> _WHAT NEEDS TO BE DONE_
Locate and copy each line in the data that contains the word "name".

> _DATA ENTRIES_

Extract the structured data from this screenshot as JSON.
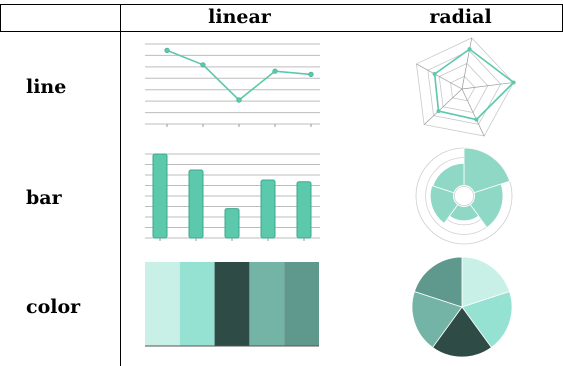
{
  "header": {
    "linear": "linear",
    "radial": "radial"
  },
  "rows": [
    {
      "label": "line"
    },
    {
      "label": "bar"
    },
    {
      "label": "color"
    }
  ],
  "colors": {
    "teal": "#5cc8ac",
    "teal_dark_stroke": "#3aaa8e",
    "palette": [
      "#c8f0e6",
      "#96e2d2",
      "#2f4b45",
      "#74b4a6",
      "#5f998d"
    ]
  },
  "chart_data": [
    {
      "type": "line",
      "coord": "linear",
      "values": [
        92,
        74,
        30,
        66,
        62
      ]
    },
    {
      "type": "line",
      "coord": "radial",
      "values": [
        78,
        100,
        65,
        62,
        60
      ]
    },
    {
      "type": "bar",
      "coord": "linear",
      "values": [
        100,
        81,
        35,
        69,
        67
      ]
    },
    {
      "type": "bar",
      "coord": "radial",
      "values": [
        100,
        76,
        38,
        62,
        59
      ]
    },
    {
      "type": "color",
      "coord": "linear",
      "values": [
        1,
        2,
        3,
        4,
        5
      ]
    },
    {
      "type": "color",
      "coord": "radial",
      "values": [
        1,
        2,
        3,
        4,
        5
      ]
    }
  ]
}
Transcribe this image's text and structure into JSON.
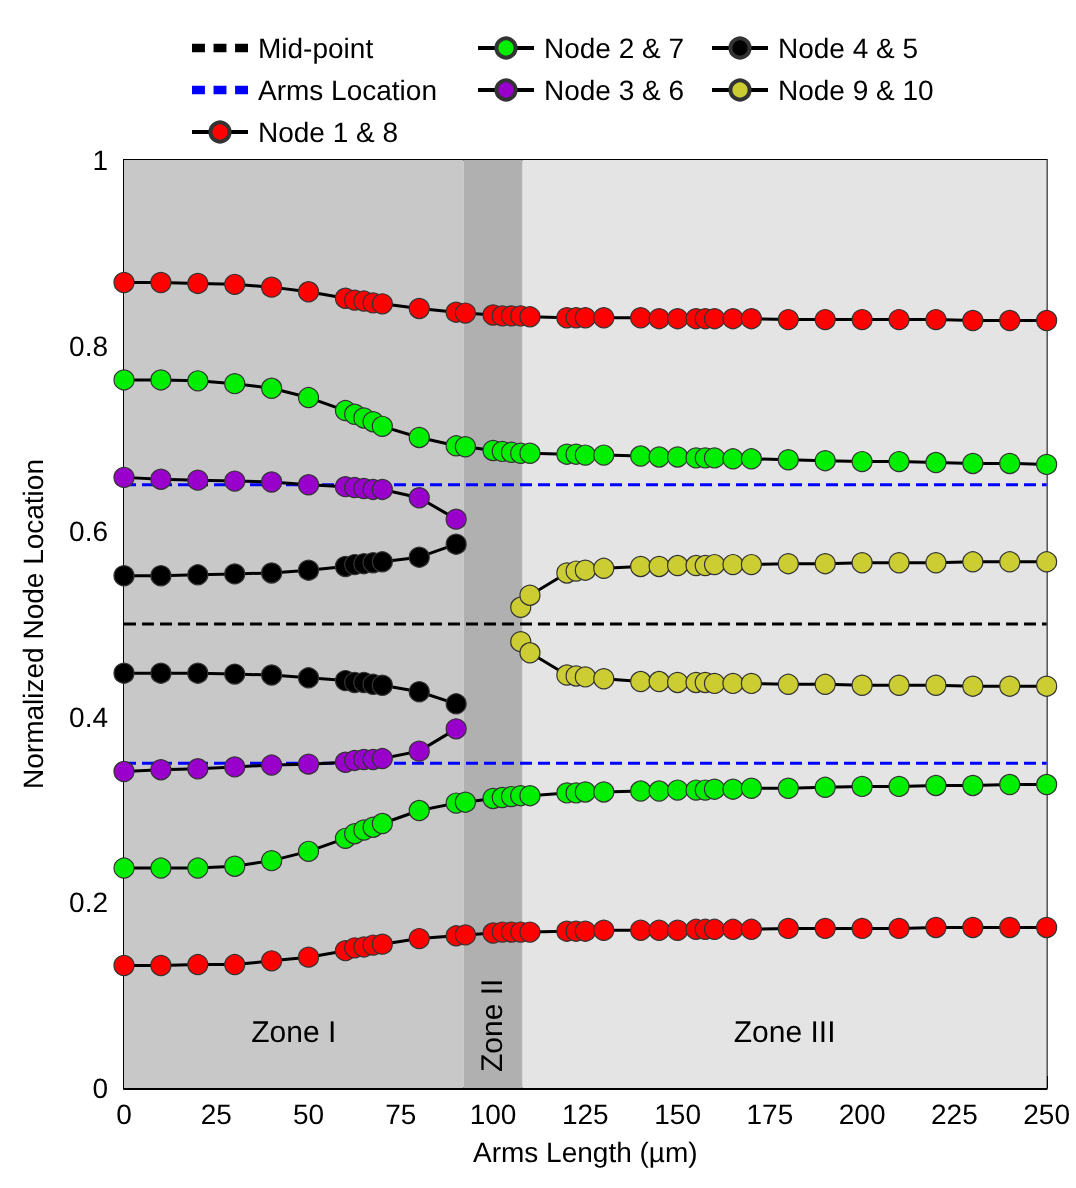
{
  "chart_data": {
    "type": "line",
    "xlabel": "Arms Length (µm)",
    "ylabel": "Normalized Node Location",
    "xlim": [
      0,
      250
    ],
    "xticks": [
      0,
      25,
      50,
      75,
      100,
      125,
      150,
      175,
      200,
      225,
      250
    ],
    "ylim": [
      0,
      1
    ],
    "yticks": [
      0,
      0.2,
      0.4,
      0.6,
      0.8,
      1
    ],
    "grid": false,
    "legend": "top",
    "marker": "circle",
    "line_style": "solid",
    "bands": [
      {
        "axis": "x",
        "from": 0,
        "to": 92,
        "label": "Zone I",
        "color": "#c8c8c8"
      },
      {
        "axis": "x",
        "from": 92,
        "to": 108,
        "label": "Zone II",
        "color": "#b0b0b0"
      },
      {
        "axis": "x",
        "from": 108,
        "to": 250,
        "label": "Zone III",
        "color": "#e4e4e4"
      }
    ],
    "ref_lines": [
      {
        "axis": "y",
        "value": 0.5,
        "label": "Mid-point",
        "color": "#000000",
        "line_style": "dashed"
      },
      {
        "axis": "y",
        "value": 0.35,
        "label": "Arms Location",
        "color": "#0000ff",
        "line_style": "dashed"
      },
      {
        "axis": "y",
        "value": 0.65,
        "color": "#0000ff",
        "line_style": "dashed"
      }
    ],
    "series": [
      {
        "name": "Node 1 & 8",
        "color": "#ff0000",
        "x": [
          0,
          10,
          20,
          30,
          40,
          50,
          60,
          62.5,
          65,
          67.5,
          70,
          80,
          90,
          92.5,
          100,
          102.5,
          105,
          107.5,
          110,
          120,
          122.5,
          125,
          130,
          140,
          145,
          150,
          155,
          157.5,
          160,
          165,
          170,
          180,
          190,
          200,
          210,
          220,
          230,
          240,
          250
        ],
        "values": [
          0.868,
          0.868,
          0.867,
          0.866,
          0.863,
          0.858,
          0.851,
          0.849,
          0.848,
          0.846,
          0.845,
          0.84,
          0.836,
          0.835,
          0.833,
          0.832,
          0.832,
          0.832,
          0.831,
          0.83,
          0.83,
          0.83,
          0.83,
          0.83,
          0.829,
          0.829,
          0.829,
          0.829,
          0.829,
          0.829,
          0.829,
          0.828,
          0.828,
          0.828,
          0.828,
          0.828,
          0.827,
          0.827,
          0.827
        ]
      },
      {
        "color": "#ff0000",
        "x": [
          0,
          10,
          20,
          30,
          40,
          50,
          60,
          62.5,
          65,
          67.5,
          70,
          80,
          90,
          92.5,
          100,
          102.5,
          105,
          107.5,
          110,
          120,
          122.5,
          125,
          130,
          140,
          145,
          150,
          155,
          157.5,
          160,
          165,
          170,
          180,
          190,
          200,
          210,
          220,
          230,
          240,
          250
        ],
        "values": [
          0.132,
          0.132,
          0.133,
          0.133,
          0.137,
          0.141,
          0.148,
          0.151,
          0.152,
          0.154,
          0.155,
          0.161,
          0.164,
          0.165,
          0.167,
          0.168,
          0.168,
          0.168,
          0.168,
          0.169,
          0.169,
          0.169,
          0.17,
          0.17,
          0.17,
          0.17,
          0.171,
          0.171,
          0.171,
          0.171,
          0.171,
          0.172,
          0.172,
          0.172,
          0.172,
          0.173,
          0.173,
          0.173,
          0.173
        ]
      },
      {
        "name": "Node 2 & 7",
        "color": "#00ee00",
        "x": [
          0,
          10,
          20,
          30,
          40,
          50,
          60,
          62.5,
          65,
          67.5,
          70,
          80,
          90,
          92.5,
          100,
          102.5,
          105,
          107.5,
          110,
          120,
          122.5,
          125,
          130,
          140,
          145,
          150,
          155,
          157.5,
          160,
          165,
          170,
          180,
          190,
          200,
          210,
          220,
          230,
          240,
          250
        ],
        "values": [
          0.763,
          0.763,
          0.762,
          0.759,
          0.754,
          0.744,
          0.73,
          0.726,
          0.722,
          0.718,
          0.713,
          0.701,
          0.692,
          0.691,
          0.687,
          0.686,
          0.685,
          0.684,
          0.684,
          0.683,
          0.683,
          0.682,
          0.682,
          0.681,
          0.68,
          0.68,
          0.679,
          0.679,
          0.679,
          0.678,
          0.678,
          0.677,
          0.676,
          0.675,
          0.675,
          0.674,
          0.673,
          0.673,
          0.672
        ]
      },
      {
        "color": "#00ee00",
        "x": [
          0,
          10,
          20,
          30,
          40,
          50,
          60,
          62.5,
          65,
          67.5,
          70,
          80,
          90,
          92.5,
          100,
          102.5,
          105,
          107.5,
          110,
          120,
          122.5,
          125,
          130,
          140,
          145,
          150,
          155,
          157.5,
          160,
          165,
          170,
          180,
          190,
          200,
          210,
          220,
          230,
          240,
          250
        ],
        "values": [
          0.237,
          0.237,
          0.237,
          0.239,
          0.245,
          0.255,
          0.269,
          0.274,
          0.278,
          0.281,
          0.285,
          0.299,
          0.307,
          0.308,
          0.312,
          0.313,
          0.314,
          0.315,
          0.315,
          0.318,
          0.318,
          0.319,
          0.319,
          0.32,
          0.32,
          0.321,
          0.321,
          0.321,
          0.322,
          0.322,
          0.323,
          0.323,
          0.324,
          0.325,
          0.325,
          0.326,
          0.326,
          0.327,
          0.327
        ]
      },
      {
        "name": "Node 3 & 6",
        "color": "#9900cc",
        "x": [
          0,
          10,
          20,
          30,
          40,
          50,
          60,
          62.5,
          65,
          67.5,
          70,
          80,
          90
        ],
        "values": [
          0.658,
          0.656,
          0.655,
          0.654,
          0.653,
          0.65,
          0.648,
          0.647,
          0.646,
          0.645,
          0.645,
          0.636,
          0.613
        ]
      },
      {
        "color": "#9900cc",
        "x": [
          0,
          10,
          20,
          30,
          40,
          50,
          60,
          62.5,
          65,
          67.5,
          70,
          80,
          90
        ],
        "values": [
          0.341,
          0.343,
          0.344,
          0.346,
          0.348,
          0.349,
          0.351,
          0.353,
          0.354,
          0.354,
          0.355,
          0.363,
          0.387
        ]
      },
      {
        "name": "Node 4 & 5",
        "color": "#000000",
        "x": [
          0,
          10,
          20,
          30,
          40,
          50,
          60,
          62.5,
          65,
          67.5,
          70,
          80,
          90
        ],
        "values": [
          0.552,
          0.552,
          0.553,
          0.554,
          0.555,
          0.558,
          0.562,
          0.564,
          0.565,
          0.566,
          0.567,
          0.572,
          0.586
        ]
      },
      {
        "color": "#000000",
        "x": [
          0,
          10,
          20,
          30,
          40,
          50,
          60,
          62.5,
          65,
          67.5,
          70,
          80,
          90
        ],
        "values": [
          0.447,
          0.447,
          0.447,
          0.446,
          0.445,
          0.442,
          0.439,
          0.437,
          0.437,
          0.435,
          0.434,
          0.427,
          0.414
        ]
      },
      {
        "name": "Node 9 & 10",
        "color": "#cccc33",
        "x": [
          107.5,
          110,
          120,
          122.5,
          125,
          130,
          140,
          145,
          150,
          155,
          157.5,
          160,
          165,
          170,
          180,
          190,
          200,
          210,
          220,
          230,
          240,
          250
        ],
        "values": [
          0.518,
          0.531,
          0.555,
          0.557,
          0.558,
          0.56,
          0.562,
          0.562,
          0.563,
          0.563,
          0.563,
          0.564,
          0.564,
          0.564,
          0.565,
          0.565,
          0.566,
          0.566,
          0.566,
          0.567,
          0.567,
          0.567
        ]
      },
      {
        "color": "#cccc33",
        "x": [
          107.5,
          110,
          120,
          122.5,
          125,
          130,
          140,
          145,
          150,
          155,
          157.5,
          160,
          165,
          170,
          180,
          190,
          200,
          210,
          220,
          230,
          240,
          250
        ],
        "values": [
          0.481,
          0.469,
          0.445,
          0.444,
          0.443,
          0.441,
          0.438,
          0.438,
          0.437,
          0.437,
          0.437,
          0.436,
          0.436,
          0.436,
          0.435,
          0.435,
          0.434,
          0.434,
          0.434,
          0.433,
          0.433,
          0.433
        ]
      }
    ]
  }
}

> _TASK RESPONSE_
        "name": "Node 1 & 8",
        "name": "Node 2 & 7",
        "name": "Node 3 & 6",
        "name": "Node 4 & 5",
        "name": "Node 9 & 10",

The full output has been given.